--- INFORMATION PROVIDED ---
-------

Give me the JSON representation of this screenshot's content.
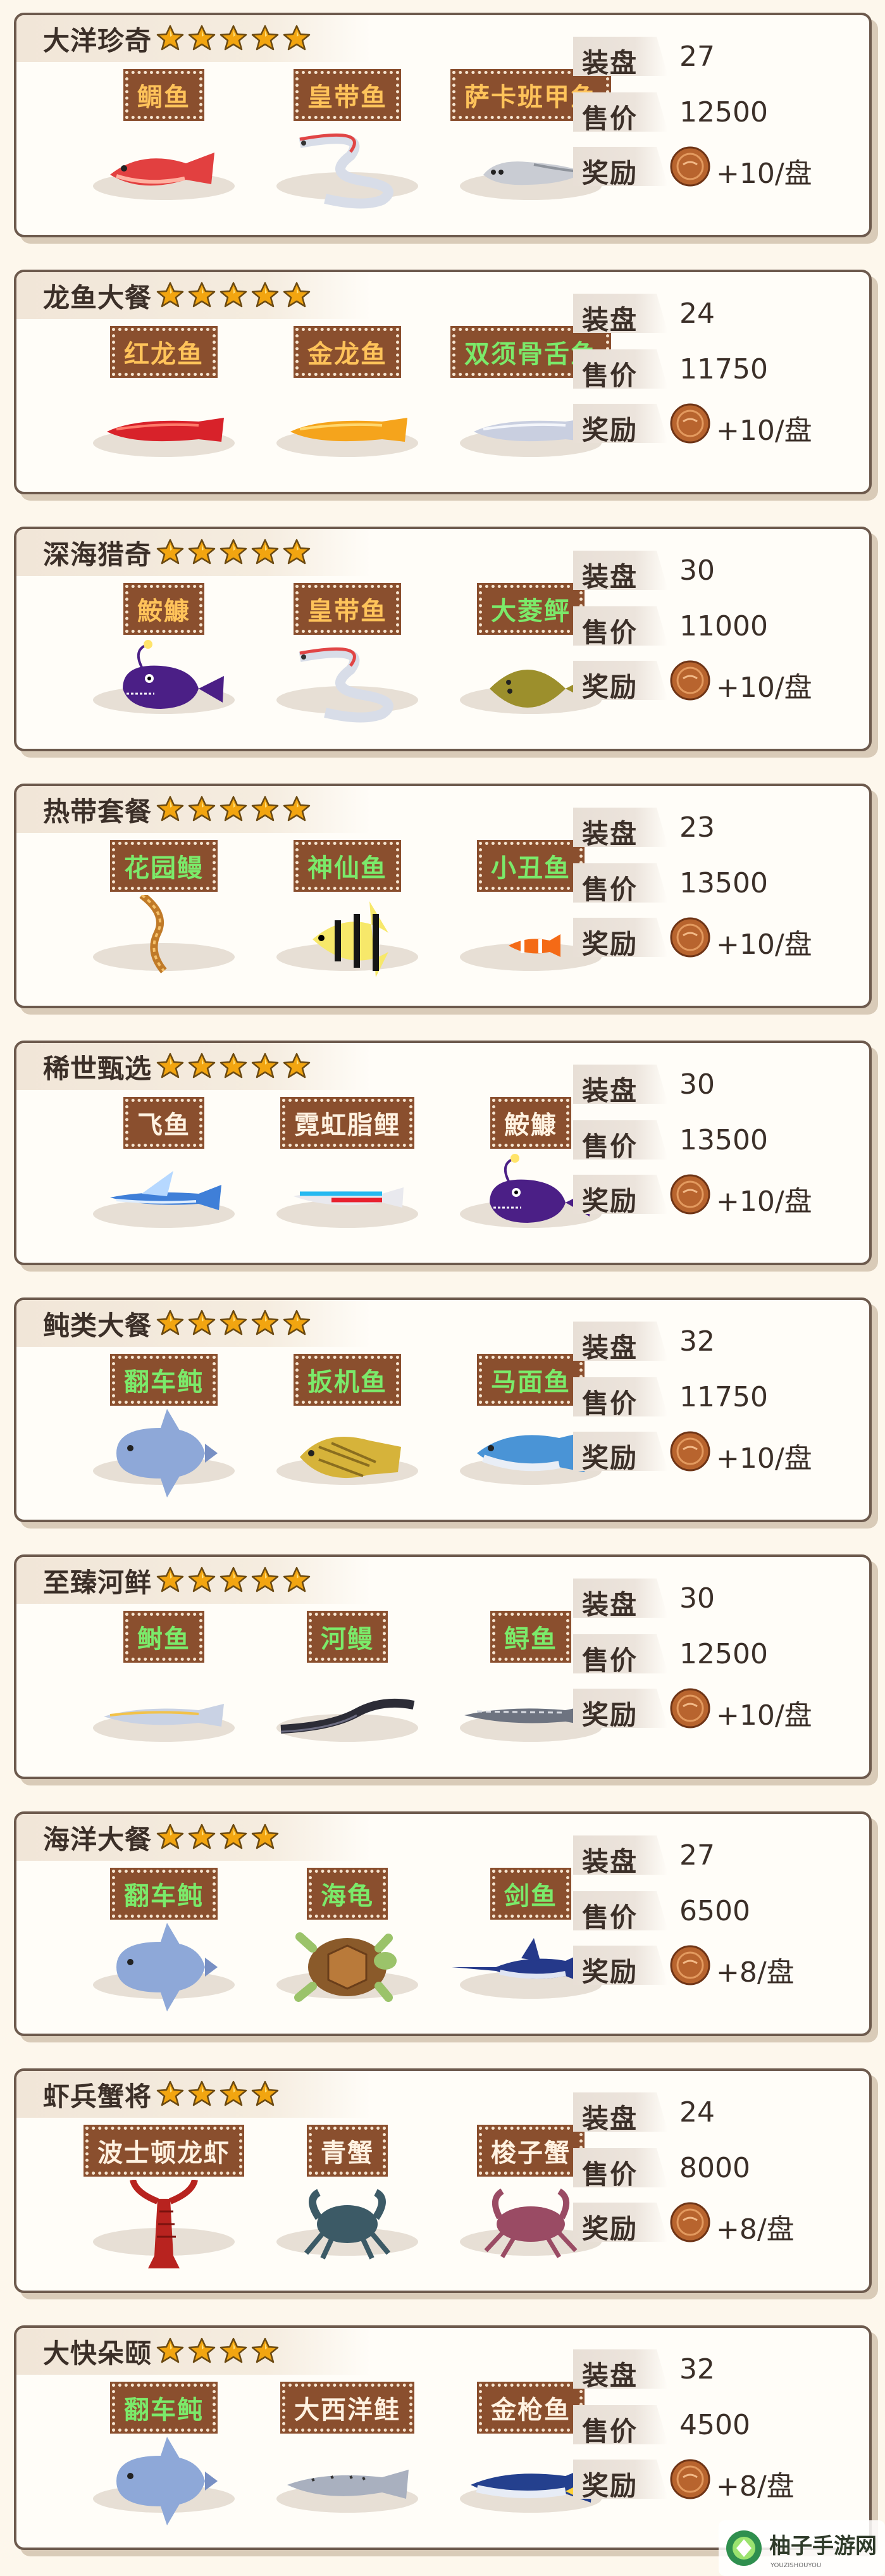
{
  "labels": {
    "plate": "装盘",
    "price": "售价",
    "reward": "奖励"
  },
  "colors": {
    "tag_orange": "#ffc35a",
    "tag_green": "#7bea6a",
    "star_gold": "#f2a510"
  },
  "sets": [
    {
      "title": "大洋珍奇",
      "stars": 5,
      "fish": [
        {
          "name": "鲷鱼",
          "tag_color": "orange",
          "icon": "red-snapper-icon"
        },
        {
          "name": "皇带鱼",
          "tag_color": "orange",
          "icon": "oarfish-icon"
        },
        {
          "name": "萨卡班甲鱼",
          "tag_color": "orange",
          "icon": "sacabambaspis-icon"
        }
      ],
      "plate": "27",
      "price": "12500",
      "reward": "+10/盘"
    },
    {
      "title": "龙鱼大餐",
      "stars": 5,
      "fish": [
        {
          "name": "红龙鱼",
          "tag_color": "orange",
          "icon": "red-arowana-icon"
        },
        {
          "name": "金龙鱼",
          "tag_color": "orange",
          "icon": "golden-arowana-icon"
        },
        {
          "name": "双须骨舌鱼",
          "tag_color": "green",
          "icon": "silver-arowana-icon"
        }
      ],
      "plate": "24",
      "price": "11750",
      "reward": "+10/盘"
    },
    {
      "title": "深海猎奇",
      "stars": 5,
      "fish": [
        {
          "name": "鮟鱇",
          "tag_color": "orange",
          "icon": "anglerfish-icon"
        },
        {
          "name": "皇带鱼",
          "tag_color": "orange",
          "icon": "oarfish-icon"
        },
        {
          "name": "大菱鲆",
          "tag_color": "green",
          "icon": "turbot-icon"
        }
      ],
      "plate": "30",
      "price": "11000",
      "reward": "+10/盘"
    },
    {
      "title": "热带套餐",
      "stars": 5,
      "fish": [
        {
          "name": "花园鳗",
          "tag_color": "green",
          "icon": "garden-eel-icon"
        },
        {
          "name": "神仙鱼",
          "tag_color": "green",
          "icon": "angelfish-icon"
        },
        {
          "name": "小丑鱼",
          "tag_color": "green",
          "icon": "clownfish-icon"
        }
      ],
      "plate": "23",
      "price": "13500",
      "reward": "+10/盘"
    },
    {
      "title": "稀世甄选",
      "stars": 5,
      "fish": [
        {
          "name": "飞鱼",
          "tag_color": "white",
          "icon": "flying-fish-icon"
        },
        {
          "name": "霓虹脂鲤",
          "tag_color": "white",
          "icon": "neon-tetra-icon"
        },
        {
          "name": "鮟鱇",
          "tag_color": "white",
          "icon": "anglerfish-icon"
        }
      ],
      "plate": "30",
      "price": "13500",
      "reward": "+10/盘"
    },
    {
      "title": "鲀类大餐",
      "stars": 5,
      "fish": [
        {
          "name": "翻车鲀",
          "tag_color": "green",
          "icon": "sunfish-icon"
        },
        {
          "name": "扳机鱼",
          "tag_color": "green",
          "icon": "triggerfish-icon"
        },
        {
          "name": "马面鱼",
          "tag_color": "green",
          "icon": "leatherjacket-icon"
        }
      ],
      "plate": "32",
      "price": "11750",
      "reward": "+10/盘"
    },
    {
      "title": "至臻河鲜",
      "stars": 5,
      "fish": [
        {
          "name": "鲥鱼",
          "tag_color": "green",
          "icon": "shad-icon"
        },
        {
          "name": "河鳗",
          "tag_color": "green",
          "icon": "river-eel-icon"
        },
        {
          "name": "鲟鱼",
          "tag_color": "green",
          "icon": "sturgeon-icon"
        }
      ],
      "plate": "30",
      "price": "12500",
      "reward": "+10/盘"
    },
    {
      "title": "海洋大餐",
      "stars": 4,
      "fish": [
        {
          "name": "翻车鲀",
          "tag_color": "green",
          "icon": "sunfish-icon"
        },
        {
          "name": "海龟",
          "tag_color": "green",
          "icon": "sea-turtle-icon"
        },
        {
          "name": "剑鱼",
          "tag_color": "green",
          "icon": "swordfish-icon"
        }
      ],
      "plate": "27",
      "price": "6500",
      "reward": "+8/盘"
    },
    {
      "title": "虾兵蟹将",
      "stars": 4,
      "fish": [
        {
          "name": "波士顿龙虾",
          "tag_color": "white",
          "icon": "lobster-icon"
        },
        {
          "name": "青蟹",
          "tag_color": "white",
          "icon": "mud-crab-icon"
        },
        {
          "name": "梭子蟹",
          "tag_color": "white",
          "icon": "swimming-crab-icon"
        }
      ],
      "plate": "24",
      "price": "8000",
      "reward": "+8/盘"
    },
    {
      "title": "大快朵颐",
      "stars": 4,
      "fish": [
        {
          "name": "翻车鲀",
          "tag_color": "green",
          "icon": "sunfish-icon"
        },
        {
          "name": "大西洋鲑",
          "tag_color": "white",
          "icon": "atlantic-salmon-icon"
        },
        {
          "name": "金枪鱼",
          "tag_color": "white",
          "icon": "tuna-icon"
        }
      ],
      "plate": "32",
      "price": "4500",
      "reward": "+8/盘"
    }
  ]
}
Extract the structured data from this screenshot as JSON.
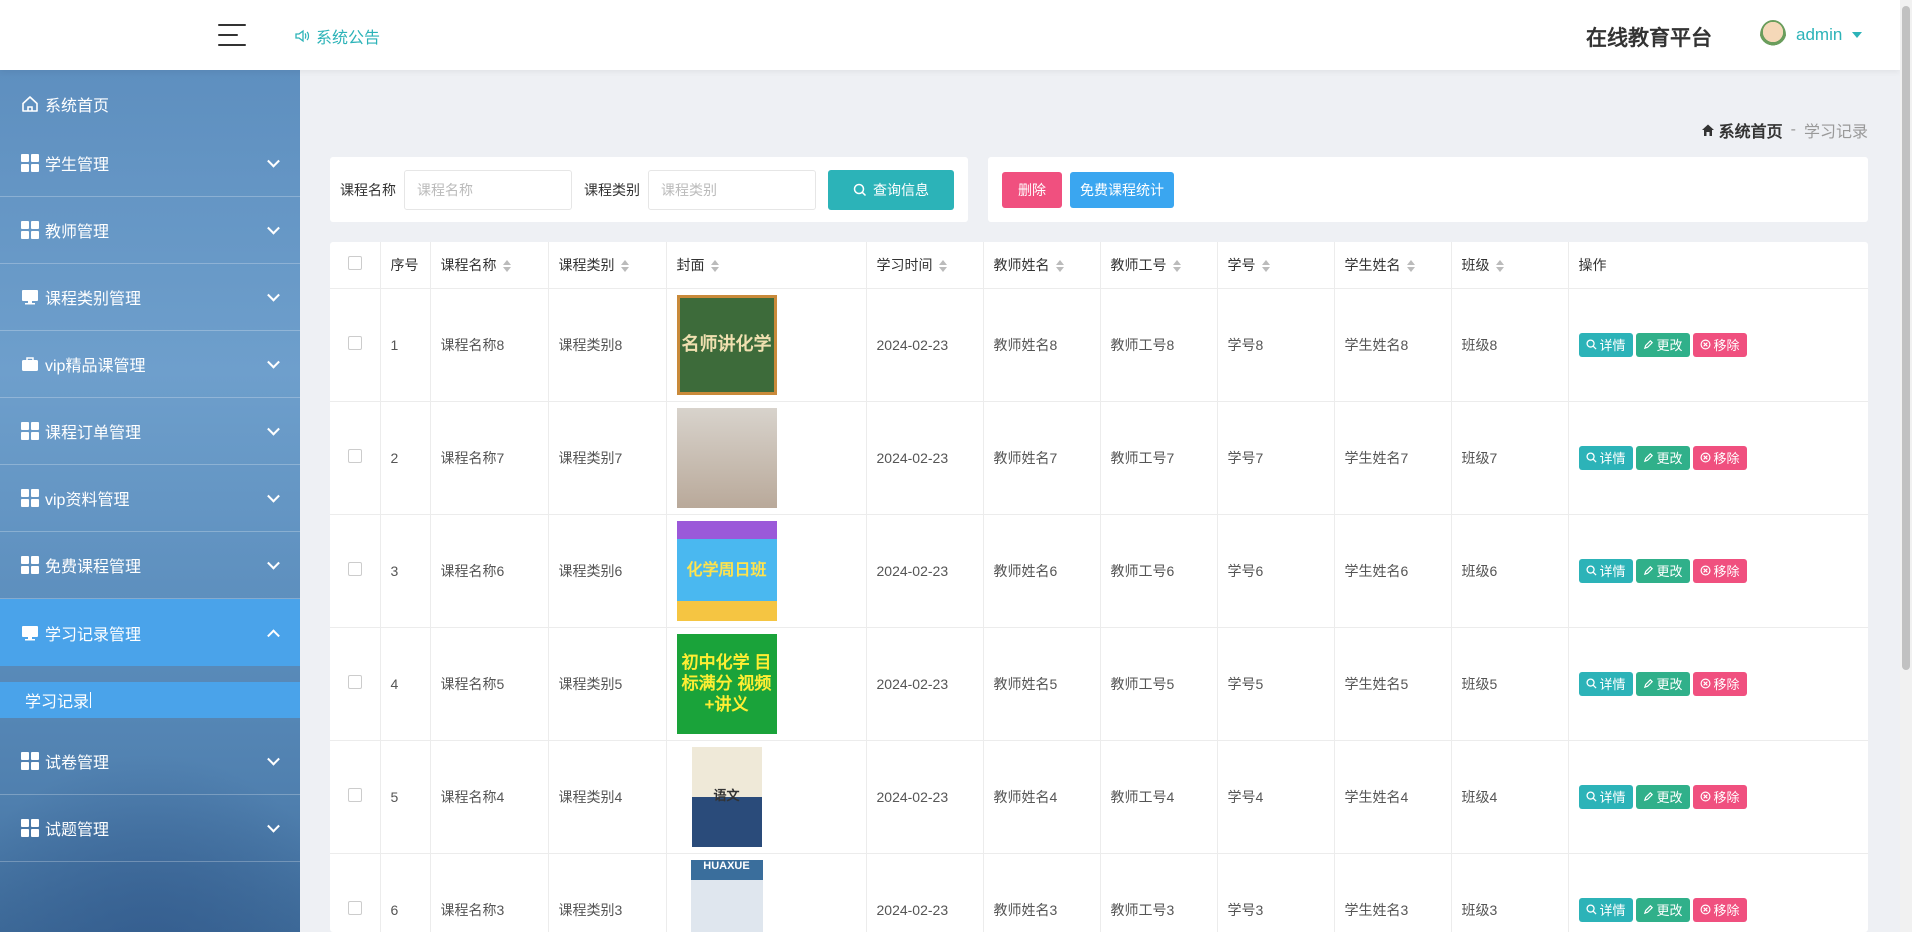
{
  "header": {
    "notice_label": "系统公告",
    "brand": "在线教育平台",
    "username": "admin"
  },
  "sidebar": {
    "home": "系统首页",
    "items": [
      {
        "label": "学生管理",
        "icon": "grid-icon"
      },
      {
        "label": "教师管理",
        "icon": "grid-icon"
      },
      {
        "label": "课程类别管理",
        "icon": "monitor-icon"
      },
      {
        "label": "vip精品课管理",
        "icon": "briefcase-icon"
      },
      {
        "label": "课程订单管理",
        "icon": "grid-icon"
      },
      {
        "label": "vip资料管理",
        "icon": "grid-icon"
      },
      {
        "label": "免费课程管理",
        "icon": "grid-icon"
      },
      {
        "label": "学习记录管理",
        "icon": "monitor-icon",
        "expanded": true
      },
      {
        "label": "试卷管理",
        "icon": "grid-icon"
      },
      {
        "label": "试题管理",
        "icon": "grid-icon"
      }
    ],
    "active_sub": "学习记录",
    "active_color": "#4aa3ea"
  },
  "breadcrumb": {
    "home": "系统首页",
    "separator": "-",
    "current": "学习记录"
  },
  "search": {
    "course_name_label": "课程名称",
    "course_name_placeholder": "课程名称",
    "course_type_label": "课程类别",
    "course_type_placeholder": "课程类别",
    "button": "查询信息"
  },
  "actions": {
    "delete": "删除",
    "stats": "免费课程统计"
  },
  "table": {
    "columns": [
      "序号",
      "课程名称",
      "课程类别",
      "封面",
      "学习时间",
      "教师姓名",
      "教师工号",
      "学号",
      "学生姓名",
      "班级",
      "操作"
    ],
    "op_labels": {
      "detail": "详情",
      "edit": "更改",
      "remove": "移除"
    },
    "rows": [
      {
        "no": "1",
        "course": "课程名称8",
        "type": "课程类别8",
        "cover_text": "名师讲化学",
        "time": "2024-02-23",
        "teacher": "教师姓名8",
        "teacher_no": "教师工号8",
        "student_no": "学号8",
        "student": "学生姓名8",
        "class": "班级8"
      },
      {
        "no": "2",
        "course": "课程名称7",
        "type": "课程类别7",
        "cover_text": "",
        "time": "2024-02-23",
        "teacher": "教师姓名7",
        "teacher_no": "教师工号7",
        "student_no": "学号7",
        "student": "学生姓名7",
        "class": "班级7"
      },
      {
        "no": "3",
        "course": "课程名称6",
        "type": "课程类别6",
        "cover_text": "化学周日班",
        "time": "2024-02-23",
        "teacher": "教师姓名6",
        "teacher_no": "教师工号6",
        "student_no": "学号6",
        "student": "学生姓名6",
        "class": "班级6"
      },
      {
        "no": "4",
        "course": "课程名称5",
        "type": "课程类别5",
        "cover_text": "初中化学 目标满分 视频+讲义",
        "time": "2024-02-23",
        "teacher": "教师姓名5",
        "teacher_no": "教师工号5",
        "student_no": "学号5",
        "student": "学生姓名5",
        "class": "班级5"
      },
      {
        "no": "5",
        "course": "课程名称4",
        "type": "课程类别4",
        "cover_text": "语文",
        "time": "2024-02-23",
        "teacher": "教师姓名4",
        "teacher_no": "教师工号4",
        "student_no": "学号4",
        "student": "学生姓名4",
        "class": "班级4"
      },
      {
        "no": "6",
        "course": "课程名称3",
        "type": "课程类别3",
        "cover_text": "HUAXUE",
        "time": "2024-02-23",
        "teacher": "教师姓名3",
        "teacher_no": "教师工号3",
        "student_no": "学号3",
        "student": "学生姓名3",
        "class": "班级3"
      }
    ]
  },
  "colors": {
    "accent": "#2cb3b8",
    "danger": "#f0507f",
    "info": "#3aa6f0",
    "success": "#30b08a"
  }
}
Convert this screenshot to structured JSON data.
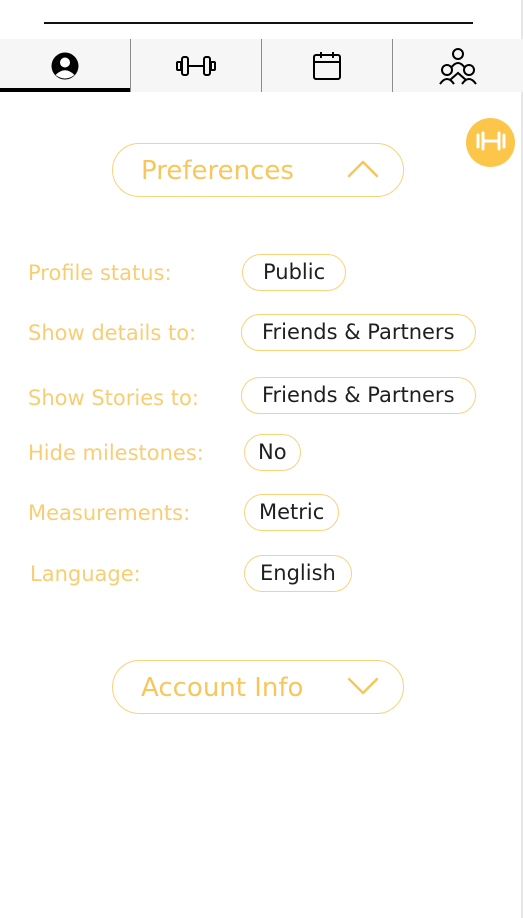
{
  "tabs": [
    {
      "name": "profile",
      "icon": "user-icon",
      "active": true
    },
    {
      "name": "workouts",
      "icon": "dumbbell-icon",
      "active": false
    },
    {
      "name": "calendar",
      "icon": "calendar-icon",
      "active": false
    },
    {
      "name": "community",
      "icon": "group-icon",
      "active": false
    }
  ],
  "fab": {
    "icon": "dumbbell-icon",
    "color": "#fcc64a"
  },
  "preferences": {
    "title": "Preferences",
    "expanded": true,
    "rows": [
      {
        "label": "Profile status:",
        "value": "Public"
      },
      {
        "label": "Show details to:",
        "value": "Friends & Partners"
      },
      {
        "label": "Show Stories to:",
        "value": "Friends & Partners"
      },
      {
        "label": "Hide milestones:",
        "value": "No"
      },
      {
        "label": "Measurements:",
        "value": "Metric"
      },
      {
        "label": "Language:",
        "value": "English"
      }
    ]
  },
  "account_info": {
    "title": "Account Info",
    "expanded": false
  },
  "colors": {
    "accent": "#f7c75c",
    "border": "#f9d37a",
    "text": "#1f1f1f"
  }
}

-------

--- WHAT IS REQUIRED ---
Filter the data, keeping only the lines that contain "dumbbell".

--- ANSWER BELOW ---
      "icon": "dumbbell-icon",
    "icon": "dumbbell-icon",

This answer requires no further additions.